__The task__: Gather each line of the entries below that includes "lado".

-=-=-=-=-

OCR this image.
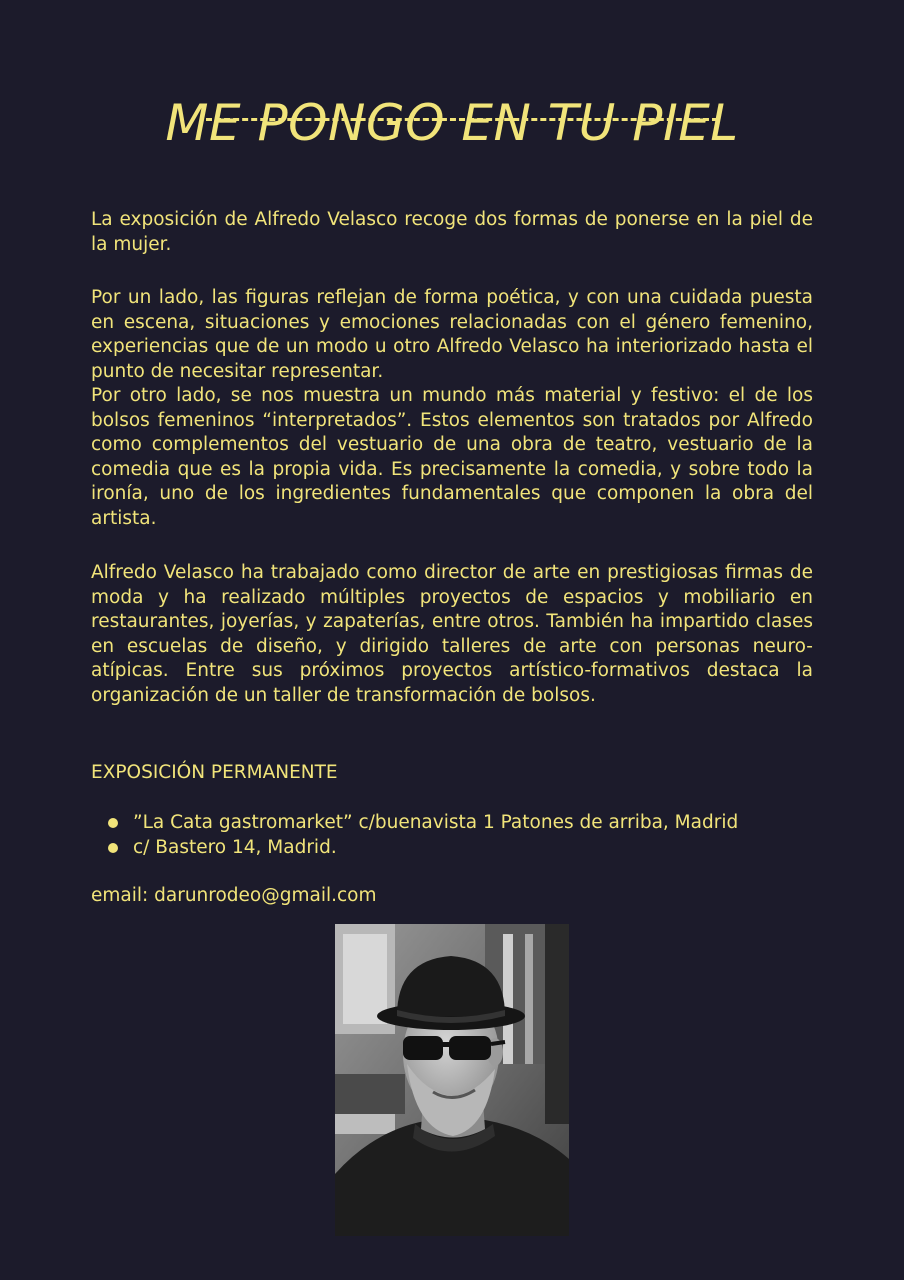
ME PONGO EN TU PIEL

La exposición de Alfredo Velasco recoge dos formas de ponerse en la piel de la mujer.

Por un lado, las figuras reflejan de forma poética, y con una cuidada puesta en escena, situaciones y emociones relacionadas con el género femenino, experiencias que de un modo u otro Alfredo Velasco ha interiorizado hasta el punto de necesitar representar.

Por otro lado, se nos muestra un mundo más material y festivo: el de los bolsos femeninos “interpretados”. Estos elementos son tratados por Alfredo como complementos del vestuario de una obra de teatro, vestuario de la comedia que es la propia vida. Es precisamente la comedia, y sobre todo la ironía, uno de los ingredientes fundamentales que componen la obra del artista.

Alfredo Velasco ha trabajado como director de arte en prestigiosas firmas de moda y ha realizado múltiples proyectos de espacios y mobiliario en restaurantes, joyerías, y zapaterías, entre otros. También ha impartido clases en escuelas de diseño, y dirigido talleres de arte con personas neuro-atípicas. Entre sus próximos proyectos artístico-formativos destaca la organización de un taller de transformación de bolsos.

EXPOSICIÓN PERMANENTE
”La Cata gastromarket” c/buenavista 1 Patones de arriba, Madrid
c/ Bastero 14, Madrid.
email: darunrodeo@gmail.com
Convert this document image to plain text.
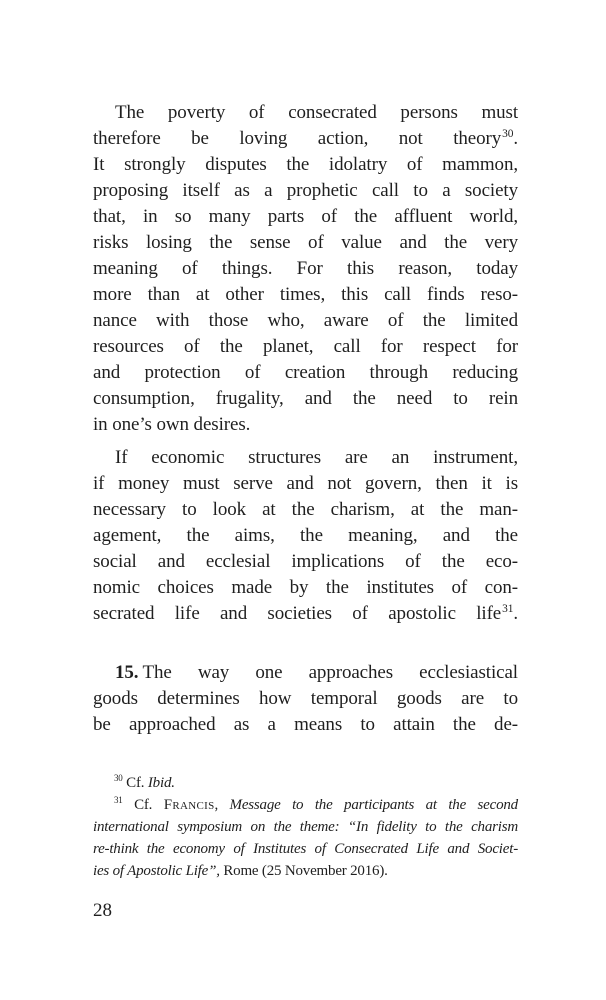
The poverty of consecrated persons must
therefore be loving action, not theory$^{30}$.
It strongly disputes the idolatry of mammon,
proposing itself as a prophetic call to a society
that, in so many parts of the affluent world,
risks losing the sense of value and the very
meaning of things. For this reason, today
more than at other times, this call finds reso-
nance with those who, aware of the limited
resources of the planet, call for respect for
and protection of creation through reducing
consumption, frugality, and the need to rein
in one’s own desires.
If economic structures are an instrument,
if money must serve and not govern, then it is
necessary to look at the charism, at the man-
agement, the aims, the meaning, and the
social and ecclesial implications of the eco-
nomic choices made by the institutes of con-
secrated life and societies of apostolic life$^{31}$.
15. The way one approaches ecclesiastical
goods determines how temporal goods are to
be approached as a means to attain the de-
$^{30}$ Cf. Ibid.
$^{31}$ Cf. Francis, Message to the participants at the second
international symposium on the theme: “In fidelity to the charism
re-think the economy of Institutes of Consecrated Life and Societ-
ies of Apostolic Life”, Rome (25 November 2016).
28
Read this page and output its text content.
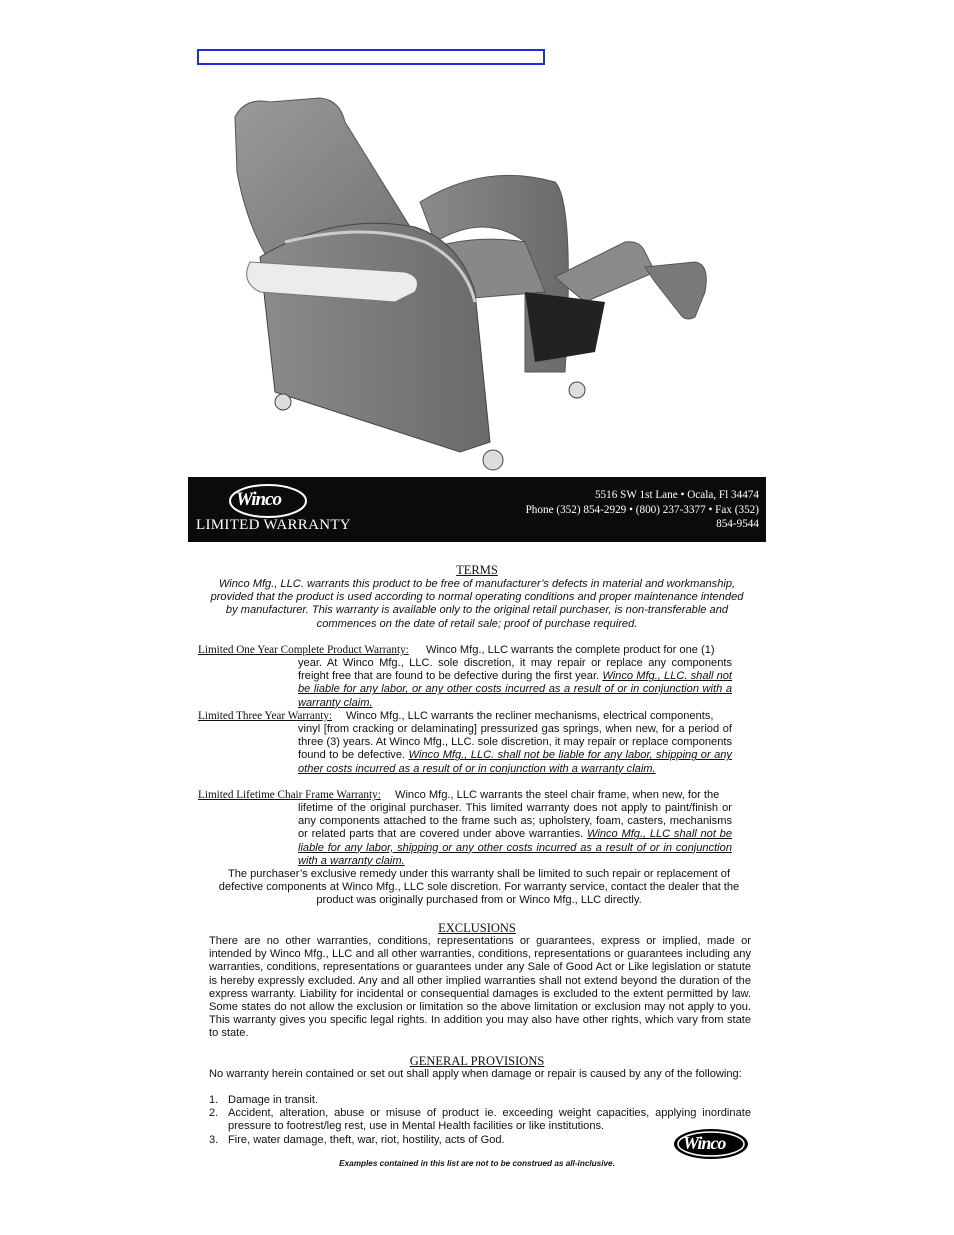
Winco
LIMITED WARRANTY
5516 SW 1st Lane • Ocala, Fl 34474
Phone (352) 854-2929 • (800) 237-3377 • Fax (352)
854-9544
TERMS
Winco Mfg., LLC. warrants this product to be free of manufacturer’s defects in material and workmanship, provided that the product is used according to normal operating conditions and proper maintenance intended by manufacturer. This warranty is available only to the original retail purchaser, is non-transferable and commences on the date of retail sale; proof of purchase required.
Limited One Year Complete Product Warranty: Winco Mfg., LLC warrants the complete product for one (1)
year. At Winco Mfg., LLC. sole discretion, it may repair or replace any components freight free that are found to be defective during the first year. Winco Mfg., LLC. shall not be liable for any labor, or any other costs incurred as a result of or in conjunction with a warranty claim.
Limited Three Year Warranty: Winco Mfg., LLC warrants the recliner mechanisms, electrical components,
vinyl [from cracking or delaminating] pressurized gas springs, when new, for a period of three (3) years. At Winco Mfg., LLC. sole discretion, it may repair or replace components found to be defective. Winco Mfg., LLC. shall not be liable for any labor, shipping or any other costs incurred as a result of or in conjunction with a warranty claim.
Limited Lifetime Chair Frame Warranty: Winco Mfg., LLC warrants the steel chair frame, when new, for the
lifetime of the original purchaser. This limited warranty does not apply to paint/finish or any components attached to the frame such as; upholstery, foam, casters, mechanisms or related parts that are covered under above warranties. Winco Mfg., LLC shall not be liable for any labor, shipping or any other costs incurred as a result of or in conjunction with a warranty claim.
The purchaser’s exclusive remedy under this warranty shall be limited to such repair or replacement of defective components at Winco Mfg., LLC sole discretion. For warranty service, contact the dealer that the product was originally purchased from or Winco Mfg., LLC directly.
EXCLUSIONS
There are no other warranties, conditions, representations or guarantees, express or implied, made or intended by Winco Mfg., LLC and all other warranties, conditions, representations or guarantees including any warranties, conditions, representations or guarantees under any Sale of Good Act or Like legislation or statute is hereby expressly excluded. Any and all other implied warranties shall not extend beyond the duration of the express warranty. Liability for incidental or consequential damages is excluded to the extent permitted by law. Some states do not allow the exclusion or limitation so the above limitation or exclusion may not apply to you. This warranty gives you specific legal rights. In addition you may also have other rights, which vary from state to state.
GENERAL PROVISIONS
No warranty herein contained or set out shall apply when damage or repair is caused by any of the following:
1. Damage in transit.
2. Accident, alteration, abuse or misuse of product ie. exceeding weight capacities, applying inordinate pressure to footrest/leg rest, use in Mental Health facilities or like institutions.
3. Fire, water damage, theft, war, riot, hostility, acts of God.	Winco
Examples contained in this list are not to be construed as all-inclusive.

-=-=-=-=-

__Full answer__:
Por un lado, las figuras reflejan de forma poética, y con una cuidada puesta en escena, situaciones y emociones relacionadas con el género femenino, experiencias que de un modo u otro Alfredo Velasco ha interiorizado hasta el punto de necesitar representar.
Por otro lado, se nos muestra un mundo más material y festivo: el de los bolsos femeninos “interpretados”. Estos elementos son tratados por Alfredo como complementos del vestuario de una obra de teatro, vestuario de la comedia que es la propia vida. Es precisamente la comedia, y sobre todo la ironía, uno de los ingredientes fundamentales que componen la obra del artista.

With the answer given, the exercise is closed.